── Working data

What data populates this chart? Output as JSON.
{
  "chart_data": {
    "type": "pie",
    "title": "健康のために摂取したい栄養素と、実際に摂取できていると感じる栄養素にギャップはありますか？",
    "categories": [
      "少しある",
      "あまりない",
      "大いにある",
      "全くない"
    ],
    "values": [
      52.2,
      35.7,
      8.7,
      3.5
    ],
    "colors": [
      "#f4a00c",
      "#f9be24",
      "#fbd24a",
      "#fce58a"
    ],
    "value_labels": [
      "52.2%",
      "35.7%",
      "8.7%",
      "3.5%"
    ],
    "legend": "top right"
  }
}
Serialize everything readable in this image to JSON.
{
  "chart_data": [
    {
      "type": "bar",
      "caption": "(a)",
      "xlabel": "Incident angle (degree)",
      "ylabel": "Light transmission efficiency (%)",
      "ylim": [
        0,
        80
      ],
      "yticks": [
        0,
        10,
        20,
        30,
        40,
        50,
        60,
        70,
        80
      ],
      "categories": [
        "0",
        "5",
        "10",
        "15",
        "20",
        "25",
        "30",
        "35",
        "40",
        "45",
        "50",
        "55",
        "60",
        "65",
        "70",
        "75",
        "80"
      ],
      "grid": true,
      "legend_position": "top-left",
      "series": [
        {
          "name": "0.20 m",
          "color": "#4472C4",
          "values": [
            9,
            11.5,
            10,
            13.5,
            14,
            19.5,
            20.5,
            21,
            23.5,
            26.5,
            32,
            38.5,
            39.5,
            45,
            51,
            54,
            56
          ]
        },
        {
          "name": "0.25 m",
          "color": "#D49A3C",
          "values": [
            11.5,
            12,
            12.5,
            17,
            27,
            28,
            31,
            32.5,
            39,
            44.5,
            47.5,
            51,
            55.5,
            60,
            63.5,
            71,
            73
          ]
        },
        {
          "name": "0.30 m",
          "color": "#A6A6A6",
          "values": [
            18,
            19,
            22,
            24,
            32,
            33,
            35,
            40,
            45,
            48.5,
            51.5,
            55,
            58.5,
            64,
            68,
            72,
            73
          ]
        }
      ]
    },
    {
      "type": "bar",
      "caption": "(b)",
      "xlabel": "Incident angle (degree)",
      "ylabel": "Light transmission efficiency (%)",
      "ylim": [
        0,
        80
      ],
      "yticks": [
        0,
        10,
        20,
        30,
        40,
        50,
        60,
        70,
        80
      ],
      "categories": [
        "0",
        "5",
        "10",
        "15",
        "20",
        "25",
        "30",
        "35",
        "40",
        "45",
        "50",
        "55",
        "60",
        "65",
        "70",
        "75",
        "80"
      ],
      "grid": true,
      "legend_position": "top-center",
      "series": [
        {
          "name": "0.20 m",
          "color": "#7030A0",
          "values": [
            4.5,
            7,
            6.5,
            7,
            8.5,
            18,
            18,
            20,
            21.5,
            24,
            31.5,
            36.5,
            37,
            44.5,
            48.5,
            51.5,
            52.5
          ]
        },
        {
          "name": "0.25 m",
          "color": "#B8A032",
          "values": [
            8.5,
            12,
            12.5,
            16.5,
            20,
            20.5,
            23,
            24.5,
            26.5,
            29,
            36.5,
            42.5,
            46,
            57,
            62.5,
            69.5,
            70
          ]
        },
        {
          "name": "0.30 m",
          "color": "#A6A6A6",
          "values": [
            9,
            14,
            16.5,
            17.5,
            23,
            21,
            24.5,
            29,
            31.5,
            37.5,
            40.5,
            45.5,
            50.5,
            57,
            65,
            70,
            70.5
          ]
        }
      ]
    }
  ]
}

────

Work to do:
Retype the records in full. Keep every line identical to the original.

Solution to this exercise:
What data populates this chart? Output as JSON.
{
  "chart_data": {
    "type": "pie",
    "title": "健康のために摂取したい栄養素と、実際に摂取できていると感じる栄養素にギャップはありますか？",
    "categories": [
      "少しある",
      "あまりない",
      "大いにある",
      "全くない"
    ],
    "values": [
      52.2,
      35.7,
      8.7,
      3.5
    ],
    "colors": [
      "#f4a00c",
      "#f9be24",
      "#fbd24a",
      "#fce58a"
    ],
    "value_labels": [
      "52.2%",
      "35.7%",
      "8.7%",
      "3.5%"
    ],
    "legend": "top right"
  }
}
Serialize everything readable in this image to JSON.
{
  "chart_data": [
    {
      "type": "bar",
      "caption": "(a)",
      "xlabel": "Incident angle (degree)",
      "ylabel": "Light transmission efficiency (%)",
      "ylim": [
        0,
        80
      ],
      "yticks": [
        0,
        10,
        20,
        30,
        40,
        50,
        60,
        70,
        80
      ],
      "categories": [
        "0",
        "5",
        "10",
        "15",
        "20",
        "25",
        "30",
        "35",
        "40",
        "45",
        "50",
        "55",
        "60",
        "65",
        "70",
        "75",
        "80"
      ],
      "grid": true,
      "legend_position": "top-left",
      "series": [
        {
          "name": "0.20 m",
          "color": "#4472C4",
          "values": [
            9,
            11.5,
            10,
            13.5,
            14,
            19.5,
            20.5,
            21,
            23.5,
            26.5,
            32,
            38.5,
            39.5,
            45,
            51,
            54,
            56
          ]
        },
        {
          "name": "0.25 m",
          "color": "#D49A3C",
          "values": [
            11.5,
            12,
            12.5,
            17,
            27,
            28,
            31,
            32.5,
            39,
            44.5,
            47.5,
            51,
            55.5,
            60,
            63.5,
            71,
            73
          ]
        },
        {
          "name": "0.30 m",
          "color": "#A6A6A6",
          "values": [
            18,
            19,
            22,
            24,
            32,
            33,
            35,
            40,
            45,
            48.5,
            51.5,
            55,
            58.5,
            64,
            68,
            72,
            73
          ]
        }
      ]
    },
    {
      "type": "bar",
      "caption": "(b)",
      "xlabel": "Incident angle (degree)",
      "ylabel": "Light transmission efficiency (%)",
      "ylim": [
        0,
        80
      ],
      "yticks": [
        0,
        10,
        20,
        30,
        40,
        50,
        60,
        70,
        80
      ],
      "categories": [
        "0",
        "5",
        "10",
        "15",
        "20",
        "25",
        "30",
        "35",
        "40",
        "45",
        "50",
        "55",
        "60",
        "65",
        "70",
        "75",
        "80"
      ],
      "grid": true,
      "legend_position": "top-center",
      "series": [
        {
          "name": "0.20 m",
          "color": "#7030A0",
          "values": [
            4.5,
            7,
            6.5,
            7,
            8.5,
            18,
            18,
            20,
            21.5,
            24,
            31.5,
            36.5,
            37,
            44.5,
            48.5,
            51.5,
            52.5
          ]
        },
        {
          "name": "0.25 m",
          "color": "#B8A032",
          "values": [
            8.5,
            12,
            12.5,
            16.5,
            20,
            20.5,
            23,
            24.5,
            26.5,
            29,
            36.5,
            42.5,
            46,
            57,
            62.5,
            69.5,
            70
          ]
        },
        {
          "name": "0.30 m",
          "color": "#A6A6A6",
          "values": [
            9,
            14,
            16.5,
            17.5,
            23,
            21,
            24.5,
            29,
            31.5,
            37.5,
            40.5,
            45.5,
            50.5,
            57,
            65,
            70,
            70.5
          ]
        }
      ]
    }
  ]
}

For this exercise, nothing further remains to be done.